ACCIÓN REQUERIDA 1:
En la nota sobre los derrames de petróleo en el Catatumbo, convierte en una lista breve el párrafo que comienza con «Esto termina en varios asuntos», sin perder sus datos principales.
ACCIÓN REQUERIDA 2:
Reproduce el fragmento de la nota sobre los derrames de petróleo en el Catatumbo que empieza con "Un informe de" y sigue hasta "Díaz, experto ambiental.".

FRAGMENTO DEL DOCUMENTO:

========

En diez años, terrorismo derramó 1,8 millones de barriles de petróleo en el Catatumbo

Un informe de Ecopetrol revela un desastre ambiental del que poco se habla, y que equivale a 3.387 tragedias del pozo Lizama en Santander.

La catástrofe ambiental causada por el pozo Lizama 158 conmueve hoy a los colombianos. Una catástrofe a la que casi todos llegaron tarde.

En el Lizama 158, dizque inactivo, se derramaron 550 barriles de crudo y el país entero pidió cabezas. En cambio, de la hecatombe ambiental del Catatumbo poco se habla.

En la última década se han derramado allí 1.863.263 barriles de petróleo; es decir, 3.387 tragedias del pozo en Santander entre 2008 y 2017.

“Esto termina en varios asuntos: 1) mutaciones porque son sustancias tóxicas que están siendo liberadas 2) se reduce el número de individuos de flora y fauna 3) los suelos quedan muy contaminados y los sedimentos terminan acumulando alquitranes”, señala Christian Díaz, experto ambiental.

Este aterrador diagnóstico sobre el Catatumbo fue hecho por Ecopetrol hace apenas siete meses. El documento de 13 páginas revela un panorama desolador: ese 1,8 millones de barriles derramados han tenido una causa común, el terrorismo.

"En 30 años de historia de Caño Limón - Coveñas se han dado más de 1.500 atentados contra ese oleoducto", dice Julio Vera, presidente de Acipet.

========

ENTRADAS PROPORCIONADAS:
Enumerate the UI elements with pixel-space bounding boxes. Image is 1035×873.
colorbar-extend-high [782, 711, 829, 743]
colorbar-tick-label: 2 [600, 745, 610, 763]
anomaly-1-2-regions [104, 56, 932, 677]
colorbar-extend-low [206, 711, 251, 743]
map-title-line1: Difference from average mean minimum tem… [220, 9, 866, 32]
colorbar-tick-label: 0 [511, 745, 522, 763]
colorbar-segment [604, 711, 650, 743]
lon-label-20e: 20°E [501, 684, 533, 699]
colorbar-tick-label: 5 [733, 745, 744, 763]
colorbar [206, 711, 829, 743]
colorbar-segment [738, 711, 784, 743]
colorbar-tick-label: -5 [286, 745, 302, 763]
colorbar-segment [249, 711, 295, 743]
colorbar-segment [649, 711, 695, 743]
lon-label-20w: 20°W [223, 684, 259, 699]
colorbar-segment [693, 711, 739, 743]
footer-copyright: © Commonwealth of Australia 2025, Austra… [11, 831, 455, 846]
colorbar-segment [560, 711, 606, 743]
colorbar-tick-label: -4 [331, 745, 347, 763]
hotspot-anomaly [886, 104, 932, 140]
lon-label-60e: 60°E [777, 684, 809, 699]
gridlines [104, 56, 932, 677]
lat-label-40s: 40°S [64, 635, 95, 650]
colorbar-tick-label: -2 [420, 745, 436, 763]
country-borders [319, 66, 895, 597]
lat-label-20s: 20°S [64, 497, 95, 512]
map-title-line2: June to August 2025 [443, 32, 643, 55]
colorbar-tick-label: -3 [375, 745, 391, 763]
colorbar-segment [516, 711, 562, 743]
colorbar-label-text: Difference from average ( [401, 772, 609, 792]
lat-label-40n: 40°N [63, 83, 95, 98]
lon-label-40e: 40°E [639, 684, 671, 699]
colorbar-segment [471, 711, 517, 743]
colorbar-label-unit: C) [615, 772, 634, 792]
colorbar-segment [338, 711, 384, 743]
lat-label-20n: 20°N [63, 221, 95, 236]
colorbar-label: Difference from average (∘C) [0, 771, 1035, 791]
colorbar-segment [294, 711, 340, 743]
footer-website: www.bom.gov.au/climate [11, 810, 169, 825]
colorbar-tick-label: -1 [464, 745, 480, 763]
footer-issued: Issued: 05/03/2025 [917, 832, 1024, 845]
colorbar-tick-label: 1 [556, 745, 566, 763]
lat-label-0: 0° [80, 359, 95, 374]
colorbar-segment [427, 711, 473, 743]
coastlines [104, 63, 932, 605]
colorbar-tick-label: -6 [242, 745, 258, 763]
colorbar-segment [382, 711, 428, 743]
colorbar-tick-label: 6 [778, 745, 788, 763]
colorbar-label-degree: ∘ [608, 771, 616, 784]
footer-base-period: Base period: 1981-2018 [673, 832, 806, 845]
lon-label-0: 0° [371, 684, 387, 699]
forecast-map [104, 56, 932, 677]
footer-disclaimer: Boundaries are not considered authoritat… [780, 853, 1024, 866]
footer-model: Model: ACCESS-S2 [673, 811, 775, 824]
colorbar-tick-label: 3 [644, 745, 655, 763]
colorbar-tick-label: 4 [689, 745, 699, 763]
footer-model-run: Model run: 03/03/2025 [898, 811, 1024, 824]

========

RESULTADO DE LA TAREA 1:
Según el experto ambiental Christian Díaz, los derrames tienen estas consecuencias:
- Mutaciones, porque se liberan sustancias tóxicas.
- Menos individuos de flora y fauna.
- Suelos muy contaminados y sedimentos que acumulan alquitranes.

RESULTADO DE LA TAREA 2:
Un informe de Ecopetrol revela un desastre ambiental del que poco se habla, y que equivale a 3.387 tragedias del pozo Lizama en Santander.

La catástrofe ambiental causada por el pozo Lizama 158 conmueve hoy a los colombianos. Una catástrofe a la que casi todos llegaron tarde.

En el Lizama 158, dizque inactivo, se derramaron 550 barriles de crudo y el país entero pidió cabezas. En cambio, de la hecatombe ambiental del Catatumbo poco se habla.

En la última década se han derramado allí 1.863.263 barriles de petróleo; es decir, 3.387 tragedias del pozo en Santander entre 2008 y 2017.

“Esto termina en varios asuntos: 1) mutaciones porque son sustancias tóxicas que están siendo liberadas 2) se reduce el número de individuos de flora y fauna 3) los suelos quedan muy contaminados y los sedimentos terminan acumulando alquitranes”, señala Christian Díaz, experto ambiental.